----- Records shown -----

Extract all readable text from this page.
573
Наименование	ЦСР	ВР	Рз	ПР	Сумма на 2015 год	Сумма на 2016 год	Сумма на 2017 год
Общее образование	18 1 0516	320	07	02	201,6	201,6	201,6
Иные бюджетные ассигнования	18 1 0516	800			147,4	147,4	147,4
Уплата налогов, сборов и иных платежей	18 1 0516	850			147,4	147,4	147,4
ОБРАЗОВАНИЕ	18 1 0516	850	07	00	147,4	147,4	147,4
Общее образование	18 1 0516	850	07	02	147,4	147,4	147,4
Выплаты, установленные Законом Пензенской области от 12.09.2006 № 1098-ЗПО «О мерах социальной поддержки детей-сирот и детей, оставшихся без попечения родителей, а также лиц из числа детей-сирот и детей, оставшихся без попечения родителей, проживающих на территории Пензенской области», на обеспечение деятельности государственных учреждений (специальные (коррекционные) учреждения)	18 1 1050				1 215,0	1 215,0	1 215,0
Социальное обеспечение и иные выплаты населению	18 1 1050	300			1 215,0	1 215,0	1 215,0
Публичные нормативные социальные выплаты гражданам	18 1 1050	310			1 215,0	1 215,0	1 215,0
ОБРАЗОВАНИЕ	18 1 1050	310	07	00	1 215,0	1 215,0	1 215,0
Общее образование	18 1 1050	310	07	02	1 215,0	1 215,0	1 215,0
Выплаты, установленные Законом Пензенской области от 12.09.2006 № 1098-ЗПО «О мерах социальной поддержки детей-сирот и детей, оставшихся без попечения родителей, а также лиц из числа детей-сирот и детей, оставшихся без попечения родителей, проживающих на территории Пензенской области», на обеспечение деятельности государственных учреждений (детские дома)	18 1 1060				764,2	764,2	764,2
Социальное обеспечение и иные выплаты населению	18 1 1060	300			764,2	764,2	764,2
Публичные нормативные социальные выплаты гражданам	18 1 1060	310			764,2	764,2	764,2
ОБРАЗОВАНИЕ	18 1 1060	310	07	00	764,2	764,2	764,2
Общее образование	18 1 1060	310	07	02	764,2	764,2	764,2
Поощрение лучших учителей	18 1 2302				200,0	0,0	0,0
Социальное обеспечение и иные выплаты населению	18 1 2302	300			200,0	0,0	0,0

-----

## [Task directions]
Would you reproduce the material above in full, exactly as given?

## [Solution]
Extract all readable text from this page.
573
Наименование	ЦСР	ВР	Рз	ПР	Сумма на 2015 год	Сумма на 2016 год	Сумма на 2017 год
Общее образование	18 1 0516	320	07	02	201,6	201,6	201,6
Иные бюджетные ассигнования	18 1 0516	800			147,4	147,4	147,4
Уплата налогов, сборов и иных платежей	18 1 0516	850			147,4	147,4	147,4
ОБРАЗОВАНИЕ	18 1 0516	850	07	00	147,4	147,4	147,4
Общее образование	18 1 0516	850	07	02	147,4	147,4	147,4
Выплаты, установленные Законом Пензенской области от 12.09.2006 № 1098-ЗПО «О мерах социальной поддержки детей-сирот и детей, оставшихся без попечения родителей, а также лиц из числа детей-сирот и детей, оставшихся без попечения родителей, проживающих на территории Пензенской области», на обеспечение деятельности государственных учреждений (специальные (коррекционные) учреждения)	18 1 1050				1 215,0	1 215,0	1 215,0
Социальное обеспечение и иные выплаты населению	18 1 1050	300			1 215,0	1 215,0	1 215,0
Публичные нормативные социальные выплаты гражданам	18 1 1050	310			1 215,0	1 215,0	1 215,0
ОБРАЗОВАНИЕ	18 1 1050	310	07	00	1 215,0	1 215,0	1 215,0
Общее образование	18 1 1050	310	07	02	1 215,0	1 215,0	1 215,0
Выплаты, установленные Законом Пензенской области от 12.09.2006 № 1098-ЗПО «О мерах социальной поддержки детей-сирот и детей, оставшихся без попечения родителей, а также лиц из числа детей-сирот и детей, оставшихся без попечения родителей, проживающих на территории Пензенской области», на обеспечение деятельности государственных учреждений (детские дома)	18 1 1060				764,2	764,2	764,2
Социальное обеспечение и иные выплаты населению	18 1 1060	300			764,2	764,2	764,2
Публичные нормативные социальные выплаты гражданам	18 1 1060	310			764,2	764,2	764,2
ОБРАЗОВАНИЕ	18 1 1060	310	07	00	764,2	764,2	764,2
Общее образование	18 1 1060	310	07	02	764,2	764,2	764,2
Поощрение лучших учителей	18 1 2302				200,0	0,0	0,0
Социальное обеспечение и иные выплаты населению	18 1 2302	300			200,0	0,0	0,0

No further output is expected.